• **What you will do**:
Find every line in the records below that contains the word "only", and copy each such line.

───

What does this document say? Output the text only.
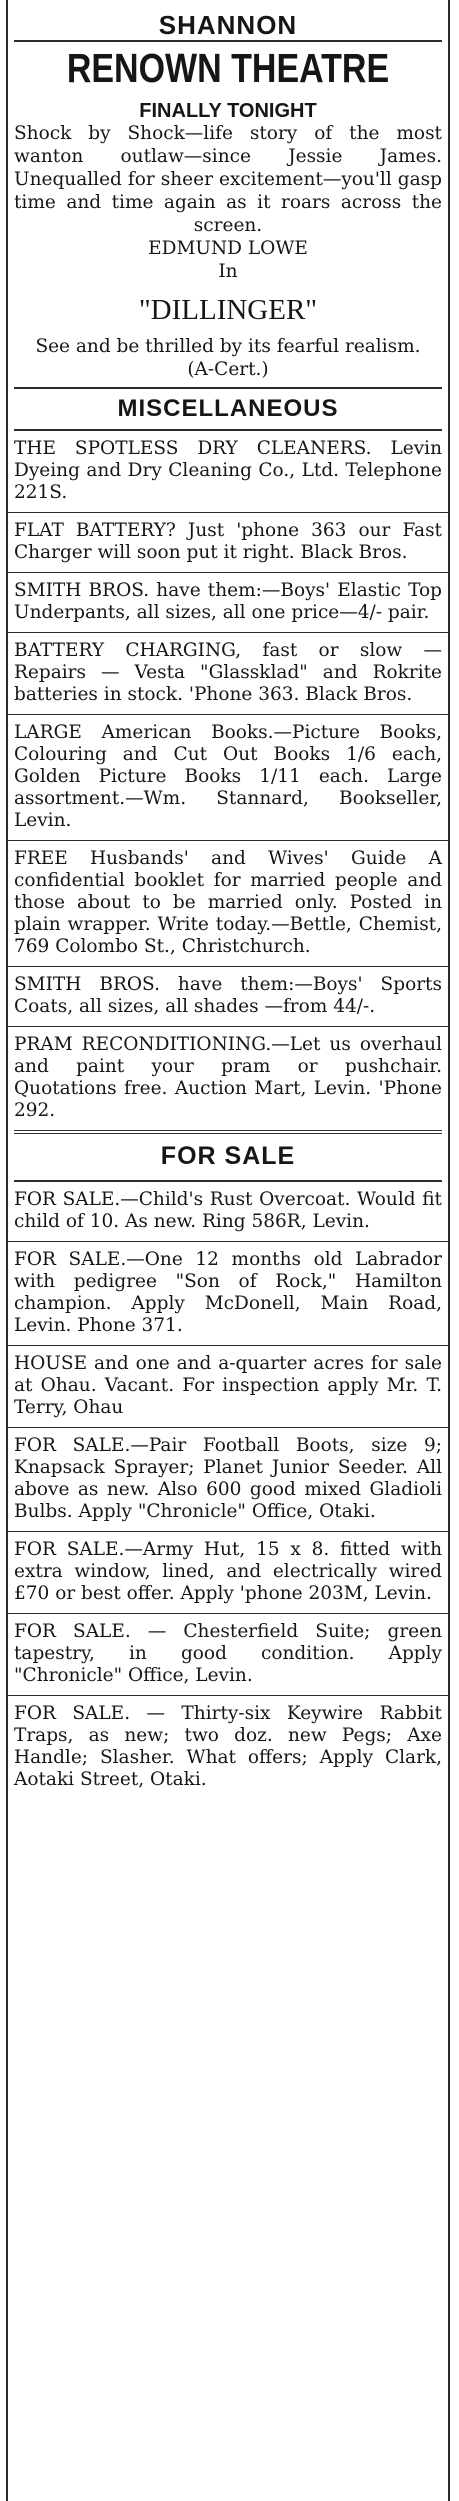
SHANNON
RENOWN THEATRE
FINALLY TONIGHT
Shock by Shock—life story of the most wanton outlaw—since Jessie James. Unequalled for sheer excitement—you'll gasp time and time again as it roars across the screen.
EDMUND LOWE
In
"DILLINGER"
See and be thrilled by its fearful realism.
(A-Cert.)
MISCELLANEOUS
THE SPOTLESS DRY CLEANERS. Levin Dyeing and Dry Cleaning Co., Ltd. Telephone 221S.
FLAT BATTERY? Just 'phone 363 our Fast Charger will soon put it right. Black Bros.
SMITH BROS. have them:—Boys' Elastic Top Underpants, all sizes, all one price—4/- pair.
BATTERY CHARGING, fast or slow — Repairs — Vesta "Glassklad" and Rokrite batteries in stock. 'Phone 363. Black Bros.
LARGE American Books.—Picture Books, Colouring and Cut Out Books 1/6 each, Golden Picture Books 1/11 each. Large assortment.—Wm. Stannard, Bookseller, Levin.
FREE Husbands' and Wives' Guide A confidential booklet for married people and those about to be married only. Posted in plain wrapper. Write today.—Bettle, Chemist, 769 Colombo St., Christchurch.
SMITH BROS. have them:—Boys' Sports Coats, all sizes, all shades —from 44/-.
PRAM RECONDITIONING.—Let us overhaul and paint your pram or pushchair. Quotations free. Auction Mart, Levin. 'Phone 292.
FOR SALE
FOR SALE.—Child's Rust Overcoat. Would fit child of 10. As new. Ring 586R, Levin.
FOR SALE.—One 12 months old Labrador with pedigree "Son of Rock," Hamilton champion. Apply McDonell, Main Road, Levin. Phone 371.
HOUSE and one and a-quarter acres for sale at Ohau. Vacant. For inspection apply Mr. T. Terry, Ohau
FOR SALE.—Pair Football Boots, size 9; Knapsack Sprayer; Planet Junior Seeder. All above as new. Also 600 good mixed Gladioli Bulbs. Apply "Chronicle" Office, Otaki.
FOR SALE.—Army Hut, 15 x 8. fitted with extra window, lined, and electrically wired £70 or best offer. Apply 'phone 203M, Levin.
FOR SALE. — Chesterfield Suite; green tapestry, in good condition. Apply "Chronicle" Office, Levin.
FOR SALE. — Thirty-six Keywire Rabbit Traps, as new; two doz. new Pegs; Axe Handle; Slasher. What offers; Apply Clark, Aotaki Street, Otaki.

───

• **Written reply**:
What does this document say? Output the text only.
FREE Husbands' and Wives' Guide A confidential booklet for married people and those about to be married only. Posted in plain wrapper. Write today.—Bettle, Chemist, 769 Colombo St., Christchurch.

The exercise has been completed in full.